EXERCISE MATERIALS -
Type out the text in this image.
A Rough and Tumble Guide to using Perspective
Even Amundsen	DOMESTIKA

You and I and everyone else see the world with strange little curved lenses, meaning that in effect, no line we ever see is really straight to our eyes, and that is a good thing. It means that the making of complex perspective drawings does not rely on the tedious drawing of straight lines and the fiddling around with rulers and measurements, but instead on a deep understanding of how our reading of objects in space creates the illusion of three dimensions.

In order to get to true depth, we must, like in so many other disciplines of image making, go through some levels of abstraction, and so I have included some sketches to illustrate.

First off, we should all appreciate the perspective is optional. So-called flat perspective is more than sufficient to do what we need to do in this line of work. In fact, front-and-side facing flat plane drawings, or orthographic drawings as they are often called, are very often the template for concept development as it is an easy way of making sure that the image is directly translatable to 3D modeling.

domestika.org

GIVEN PROBLEM -
Every record should be given again exactly.

SOLUTION TO THE PROBLEM -
Type out the text in this image.
A Rough and Tumble Guide to using Perspective
Even Amundsen	DOMESTIKA

You and I and everyone else see the world with strange little curved lenses, meaning that in effect, no line we ever see is really straight to our eyes, and that is a good thing. It means that the making of complex perspective drawings does not rely on the tedious drawing of straight lines and the fiddling around with rulers and measurements, but instead on a deep understanding of how our reading of objects in space creates the illusion of three dimensions.

In order to get to true depth, we must, like in so many other disciplines of image making, go through some levels of abstraction, and so I have included some sketches to illustrate.

First off, we should all appreciate the perspective is optional. So-called flat perspective is more than sufficient to do what we need to do in this line of work. In fact, front-and-side facing flat plane drawings, or orthographic drawings as they are often called, are very often the template for concept development as it is an easy way of making sure that the image is directly translatable to 3D modeling.

domestika.org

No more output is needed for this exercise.